▶ [TASK INSTRUCTIONS] The listing below should be printed exactly, every line of it. Skip the pictures.

▶ [DATA FOR THE TASK]

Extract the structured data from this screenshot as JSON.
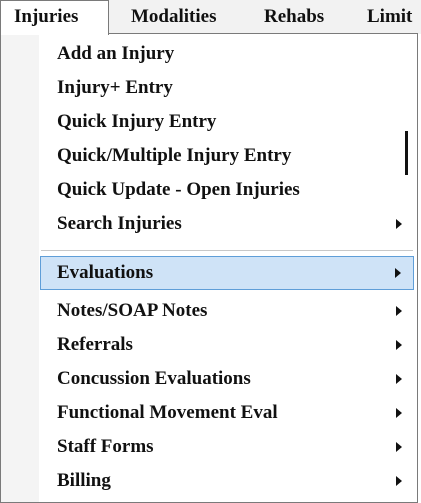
{
  "menubar": {
    "items": [
      {
        "label": "Injuries"
      },
      {
        "label": "Modalities"
      },
      {
        "label": "Rehabs"
      },
      {
        "label": "Limit"
      }
    ]
  },
  "dropdown": {
    "items": [
      {
        "label": "Add an Injury",
        "submenu": false
      },
      {
        "label": "Injury+ Entry",
        "submenu": false
      },
      {
        "label": "Quick Injury Entry",
        "submenu": false
      },
      {
        "label": "Quick/Multiple Injury Entry",
        "submenu": false
      },
      {
        "label": "Quick Update - Open Injuries",
        "submenu": false
      },
      {
        "label": "Search Injuries",
        "submenu": true
      },
      {
        "label": "Evaluations",
        "submenu": true,
        "highlighted": true
      },
      {
        "label": "Notes/SOAP Notes",
        "submenu": true
      },
      {
        "label": "Referrals",
        "submenu": true
      },
      {
        "label": "Concussion Evaluations",
        "submenu": true
      },
      {
        "label": "Functional Movement Eval",
        "submenu": true
      },
      {
        "label": "Staff Forms",
        "submenu": true
      },
      {
        "label": "Billing",
        "submenu": true
      }
    ],
    "highlight_color": "#cfe3f7",
    "highlight_border_color": "#5f9ed8"
  }
}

▶ [SOLUTION TO THIS EXERCISE]
Extract the structured data from this screenshot as JSON.
{
  "menubar": {
    "items": [
      {
        "label": "Injuries"
      },
      {
        "label": "Modalities"
      },
      {
        "label": "Rehabs"
      },
      {
        "label": "Limit"
      }
    ]
  },
  "dropdown": {
    "items": [
      {
        "label": "Add an Injury",
        "submenu": false
      },
      {
        "label": "Injury+ Entry",
        "submenu": false
      },
      {
        "label": "Quick Injury Entry",
        "submenu": false
      },
      {
        "label": "Quick/Multiple Injury Entry",
        "submenu": false
      },
      {
        "label": "Quick Update - Open Injuries",
        "submenu": false
      },
      {
        "label": "Search Injuries",
        "submenu": true
      },
      {
        "label": "Evaluations",
        "submenu": true,
        "highlighted": true
      },
      {
        "label": "Notes/SOAP Notes",
        "submenu": true
      },
      {
        "label": "Referrals",
        "submenu": true
      },
      {
        "label": "Concussion Evaluations",
        "submenu": true
      },
      {
        "label": "Functional Movement Eval",
        "submenu": true
      },
      {
        "label": "Staff Forms",
        "submenu": true
      },
      {
        "label": "Billing",
        "submenu": true
      }
    ],
    "highlight_color": "#cfe3f7",
    "highlight_border_color": "#5f9ed8"
  }
}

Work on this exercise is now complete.